▸ EXERCISE INPUTS:
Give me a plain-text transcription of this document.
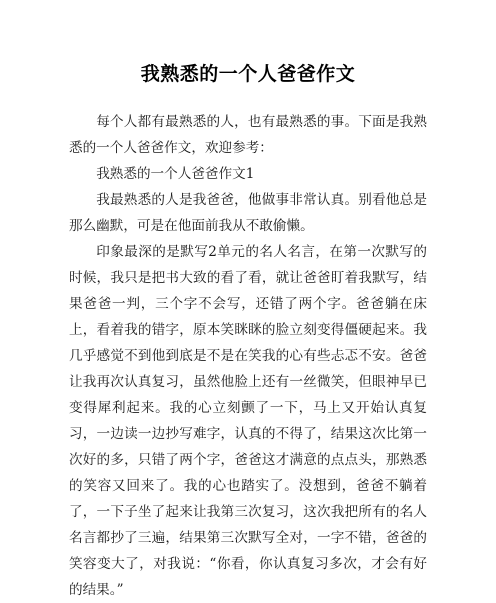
我熟悉的一个人爸爸作文

每个人都有最熟悉的人，也有最熟悉的事。下面是我熟悉的一个人爸爸作文，欢迎参考：

我熟悉的一个人爸爸作文1

我最熟悉的人是我爸爸，他做事非常认真。别看他总是那么幽默，可是在他面前我从不敢偷懒。

印象最深的是默写2单元的名人名言，在第一次默写的时候，我只是把书大致的看了看，就让爸爸盯着我默写，结果爸爸一判，三个字不会写，还错了两个字。爸爸躺在床上，看着我的错字，原本笑眯眯的脸立刻变得僵硬起来。我几乎感觉不到他到底是不是在笑我的心有些忐忑不安。爸爸让我再次认真复习，虽然他脸上还有一丝微笑，但眼神早已变得犀利起来。我的心立刻颤了一下，马上又开始认真复习，一边读一边抄写难字，认真的不得了，结果这次比第一次好的多，只错了两个字，爸爸这才满意的点点头，那熟悉的笑容又回来了。我的心也踏实了。没想到，爸爸不躺着了，一下子坐了起来让我第三次复习，这次我把所有的名人名言都抄了三遍，结果第三次默写全对，一字不错，爸爸的笑容变大了，对我说：“你看，你认真复习多次，才会有好的结果。”
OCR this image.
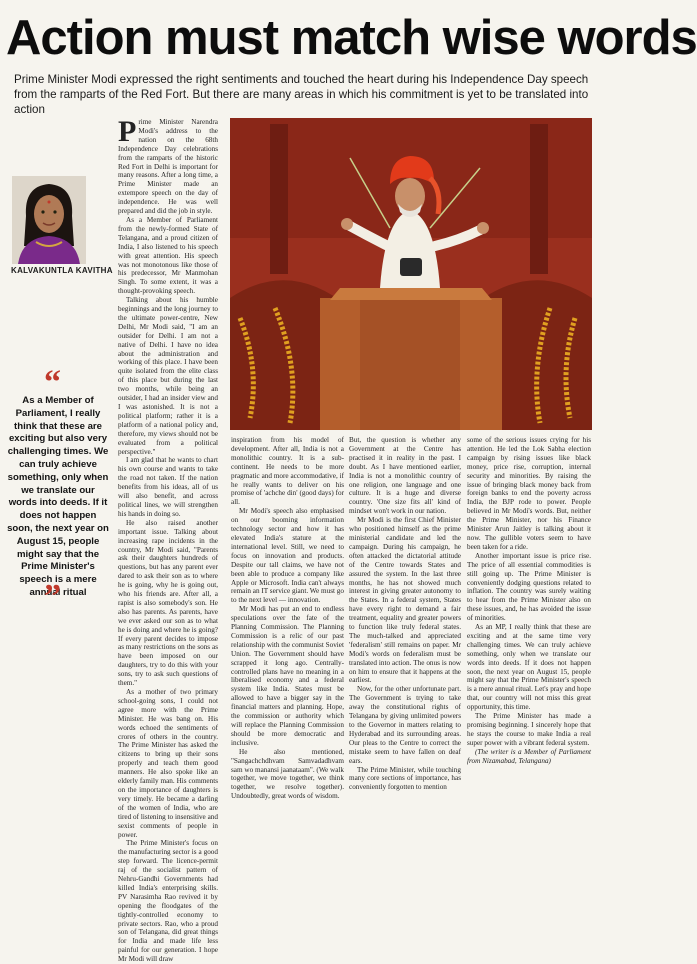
Action must match wise words
Prime Minister Modi expressed the right sentiments and touched the heart during his Independence Day speech from the ramparts of the Red Fort. But there are many areas in which his commitment is yet to be translated into action
KALVAKUNTLA KAVITHA
“
As a Member of Parliament, I really think that these are exciting but also very challenging times. We can truly achieve something, only when we translate our words into deeds. If it does not happen soon, the next year on August 15, people might say that the Prime Minister's speech is a mere annual ritual
”

Prime Minister Narendra Modi's address to the nation on the 68th Independence Day celebrations from the ramparts of the historic Red Fort in Delhi is important for many reasons. After a long time, a Prime Minister made an extempore speech on the day of independence. He was well prepared and did the job in style.

As a Member of Parliament from the newly-formed State of Telangana, and a proud citizen of India, I also listened to his speech with great attention. His speech was not monotonous like those of his predecessor, Mr Manmohan Singh. To some extent, it was a thought-provoking speech.

Talking about his humble beginnings and the long journey to the ultimate power-centre, New Delhi, Mr Modi said, "I am an outsider for Delhi. I am not a native of Delhi. I have no idea about the administration and working of this place. I have been quite isolated from the elite class of this place but during the last two months, while being an outsider, I had an insider view and I was astonished. It is not a political platform; rather it is a platform of a national policy and, therefore, my views should not be evaluated from a political perspective."

I am glad that he wants to chart his own course and wants to take the road not taken. If the nation benefits from his ideas, all of us will also benefit, and across political lines, we will strengthen his hands in doing so.

He also raised another important issue. Talking about increasing rape incidents in the country, Mr Modi said, "Parents ask their daughters hundreds of questions, but has any parent ever dared to ask their son as to where he is going, why he is going out, who his friends are. After all, a rapist is also somebody's son. He also has parents. As parents, have we ever asked our son as to what he is doing and where he is going? If every parent decides to impose as many restrictions on the sons as have been imposed on our daughters, try to do this with your sons, try to ask such questions of them."

As a mother of two primary school-going sons, I could not agree more with the Prime Minister. He was bang on. His words echoed the sentiments of crores of others in the country. The Prime Minister has asked the citizens to bring up their sons properly and teach them good manners. He also spoke like an elderly family man. His comments on the importance of daughters is very timely. He became a darling of the women of India, who are tired of listening to insensitive and sexist comments of people in power.

The Prime Minister's focus on the manufacturing sector is a good step forward. The licence-permit raj of the socialist pattern of Nehru-Gandhi Governments had killed India's enterprising skills. PV Narasimha Rao revived it by opening the floodgates of the tightly-controlled economy to private sectors. Rao, who a proud son of Telangana, did great things for India and made life less painful for our generation. I hope Mr Modi will draw

inspiration from his model of development. After all, India is not a monolithic country. It is a sub-continent. He needs to be more pragmatic and more accommodative, if he really wants to deliver on his promise of 'achche din' (good days) for all.

Mr Modi's speech also emphasised on our booming information technology sector and how it has elevated India's stature at the international level. Still, we need to focus on innovation and products. Despite our tall claims, we have not been able to produce a company like Apple or Microsoft. India can't always remain an IT service giant. We must go to the next level — innovation.

Mr Modi has put an end to endless speculations over the fate of the Planning Commission. The Planning Commission is a relic of our past relationship with the communist Soviet Union. The Government should have scrapped it long ago. Centrally-controlled plans have no meaning in a liberalised economy and a federal system like India. States must be allowed to have a bigger say in the financial matters and planning. Hope, the commission or authority which will replace the Planning Commission should be more democratic and inclusive.

He also mentioned, "Sangachchdhvam Samvadadhvam sam wo manansi jaanataam". (We walk together, we move together, we think together, we resolve together). Undoubtedly, great words of wisdom.

But, the question is whether any Government at the Centre has practised it in reality in the past. I doubt. As I have mentioned earlier, India is not a monolithic country of one religion, one language and one culture. It is a huge and diverse country. 'One size fits all' kind of mindset won't work in our nation.

Mr Modi is the first Chief Minister who positioned himself as the prime ministerial candidate and led the campaign. During his campaign, he often attacked the dictatorial attitude of the Centre towards States and assured the system. In the last three months, he has not showed much interest in giving greater autonomy to the States. In a federal system, States have every right to demand a fair treatment, equality and greater powers to function like truly federal states. The much-talked and appreciated 'federalism' still remains on paper. Mr Modi's words on federalism must be translated into action. The onus is now on him to ensure that it happens at the earliest.

Now, for the other unfortunate part. The Government is trying to take away the constitutional rights of Telangana by giving unlimited powers to the Governor in matters relating to Hyderabad and its surrounding areas. Our pleas to the Centre to correct the mistake seem to have fallen on deaf ears.

The Prime Minister, while touching many core sections of importance, has conveniently forgotten to mention

some of the serious issues crying for his attention. He led the Lok Sabha election campaign by rising issues like black money, price rise, corruption, internal security and minorities. By raising the issue of bringing black money back from foreign banks to end the poverty across India, the BJP rode to power. People believed in Mr Modi's words. But, neither the Prime Minister, nor his Finance Minister Arun Jaitley is talking about it now. The gullible voters seem to have been taken for a ride.

Another important issue is price rise. The price of all essential commodities is still going up. The Prime Minister is conveniently dodging questions related to inflation. The country was surely waiting to hear from the Prime Minister also on these issues, and, he has avoided the issue of minorities.

As an MP, I really think that these are exciting and at the same time very challenging times. We can truly achieve something, only when we translate our words into deeds. If it does not happen soon, the next year on August 15, people might say that the Prime Minister's speech is a mere annual ritual. Let's pray and hope that, our country will not miss this great opportunity, this time.

The Prime Minister has made a promising beginning. I sincerely hope that he stays the course to make India a real super power with a vibrant federal system.

(The writer is a Member of Parliament from Nizamabad, Telangana)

▸ TASK DESCRIPTION: Reproduce the material above in full and without alteration, but skip all pictures.

▸ ANSWER TO THE TASK:
Give me a plain-text transcription of this document.
我熟悉的一个人爸爸作文

每个人都有最熟悉的人，也有最熟悉的事。下面是我熟悉的一个人爸爸作文，欢迎参考：

我熟悉的一个人爸爸作文1

我最熟悉的人是我爸爸，他做事非常认真。别看他总是那么幽默，可是在他面前我从不敢偷懒。

印象最深的是默写2单元的名人名言，在第一次默写的时候，我只是把书大致的看了看，就让爸爸盯着我默写，结果爸爸一判，三个字不会写，还错了两个字。爸爸躺在床上，看着我的错字，原本笑眯眯的脸立刻变得僵硬起来。我几乎感觉不到他到底是不是在笑我的心有些忐忑不安。爸爸让我再次认真复习，虽然他脸上还有一丝微笑，但眼神早已变得犀利起来。我的心立刻颤了一下，马上又开始认真复习，一边读一边抄写难字，认真的不得了，结果这次比第一次好的多，只错了两个字，爸爸这才满意的点点头，那熟悉的笑容又回来了。我的心也踏实了。没想到，爸爸不躺着了，一下子坐了起来让我第三次复习，这次我把所有的名人名言都抄了三遍，结果第三次默写全对，一字不错，爸爸的笑容变大了，对我说：“你看，你认真复习多次，才会有好的结果。”
OCR this image.
Action must match wise words
Prime Minister Modi expressed the right sentiments and touched the heart during his Independence Day speech from the ramparts of the Red Fort. But there are many areas in which his commitment is yet to be translated into action
KALVAKUNTLA KAVITHA
“
As a Member of Parliament, I really think that these are exciting but also very challenging times. We can truly achieve something, only when we translate our words into deeds. If it does not happen soon, the next year on August 15, people might say that the Prime Minister's speech is a mere annual ritual
”

Prime Minister Narendra Modi's address to the nation on the 68th Independence Day celebrations from the ramparts of the historic Red Fort in Delhi is important for many reasons. After a long time, a Prime Minister made an extempore speech on the day of independence. He was well prepared and did the job in style.

As a Member of Parliament from the newly-formed State of Telangana, and a proud citizen of India, I also listened to his speech with great attention. His speech was not monotonous like those of his predecessor, Mr Manmohan Singh. To some extent, it was a thought-provoking speech.

Talking about his humble beginnings and the long journey to the ultimate power-centre, New Delhi, Mr Modi said, "I am an outsider for Delhi. I am not a native of Delhi. I have no idea about the administration and working of this place. I have been quite isolated from the elite class of this place but during the last two months, while being an outsider, I had an insider view and I was astonished. It is not a political platform; rather it is a platform of a national policy and, therefore, my views should not be evaluated from a political perspective."

I am glad that he wants to chart his own course and wants to take the road not taken. If the nation benefits from his ideas, all of us will also benefit, and across political lines, we will strengthen his hands in doing so.

He also raised another important issue. Talking about increasing rape incidents in the country, Mr Modi said, "Parents ask their daughters hundreds of questions, but has any parent ever dared to ask their son as to where he is going, why he is going out, who his friends are. After all, a rapist is also somebody's son. He also has parents. As parents, have we ever asked our son as to what he is doing and where he is going? If every parent decides to impose as many restrictions on the sons as have been imposed on our daughters, try to do this with your sons, try to ask such questions of them."

As a mother of two primary school-going sons, I could not agree more with the Prime Minister. He was bang on. His words echoed the sentiments of crores of others in the country. The Prime Minister has asked the citizens to bring up their sons properly and teach them good manners. He also spoke like an elderly family man. His comments on the importance of daughters is very timely. He became a darling of the women of India, who are tired of listening to insensitive and sexist comments of people in power.

The Prime Minister's focus on the manufacturing sector is a good step forward. The licence-permit raj of the socialist pattern of Nehru-Gandhi Governments had killed India's enterprising skills. PV Narasimha Rao revived it by opening the floodgates of the tightly-controlled economy to private sectors. Rao, who a proud son of Telangana, did great things for India and made life less painful for our generation. I hope Mr Modi will draw

inspiration from his model of development. After all, India is not a monolithic country. It is a sub-continent. He needs to be more pragmatic and more accommodative, if he really wants to deliver on his promise of 'achche din' (good days) for all.

Mr Modi's speech also emphasised on our booming information technology sector and how it has elevated India's stature at the international level. Still, we need to focus on innovation and products. Despite our tall claims, we have not been able to produce a company like Apple or Microsoft. India can't always remain an IT service giant. We must go to the next level — innovation.

Mr Modi has put an end to endless speculations over the fate of the Planning Commission. The Planning Commission is a relic of our past relationship with the communist Soviet Union. The Government should have scrapped it long ago. Centrally-controlled plans have no meaning in a liberalised economy and a federal system like India. States must be allowed to have a bigger say in the financial matters and planning. Hope, the commission or authority which will replace the Planning Commission should be more democratic and inclusive.

He also mentioned, "Sangachchdhvam Samvadadhvam sam wo manansi jaanataam". (We walk together, we move together, we think together, we resolve together). Undoubtedly, great words of wisdom.

But, the question is whether any Government at the Centre has practised it in reality in the past. I doubt. As I have mentioned earlier, India is not a monolithic country of one religion, one language and one culture. It is a huge and diverse country. 'One size fits all' kind of mindset won't work in our nation.

Mr Modi is the first Chief Minister who positioned himself as the prime ministerial candidate and led the campaign. During his campaign, he often attacked the dictatorial attitude of the Centre towards States and assured the system. In the last three months, he has not showed much interest in giving greater autonomy to the States. In a federal system, States have every right to demand a fair treatment, equality and greater powers to function like truly federal states. The much-talked and appreciated 'federalism' still remains on paper. Mr Modi's words on federalism must be translated into action. The onus is now on him to ensure that it happens at the earliest.

Now, for the other unfortunate part. The Government is trying to take away the constitutional rights of Telangana by giving unlimited powers to the Governor in matters relating to Hyderabad and its surrounding areas. Our pleas to the Centre to correct the mistake seem to have fallen on deaf ears.

The Prime Minister, while touching many core sections of importance, has conveniently forgotten to mention

some of the serious issues crying for his attention. He led the Lok Sabha election campaign by rising issues like black money, price rise, corruption, internal security and minorities. By raising the issue of bringing black money back from foreign banks to end the poverty across India, the BJP rode to power. People believed in Mr Modi's words. But, neither the Prime Minister, nor his Finance Minister Arun Jaitley is talking about it now. The gullible voters seem to have been taken for a ride.

Another important issue is price rise. The price of all essential commodities is still going up. The Prime Minister is conveniently dodging questions related to inflation. The country was surely waiting to hear from the Prime Minister also on these issues, and, he has avoided the issue of minorities.

As an MP, I really think that these are exciting and at the same time very challenging times. We can truly achieve something, only when we translate our words into deeds. If it does not happen soon, the next year on August 15, people might say that the Prime Minister's speech is a mere annual ritual. Let's pray and hope that, our country will not miss this great opportunity, this time.

The Prime Minister has made a promising beginning. I sincerely hope that he stays the course to make India a real super power with a vibrant federal system.

(The writer is a Member of Parliament from Nizamabad, Telangana)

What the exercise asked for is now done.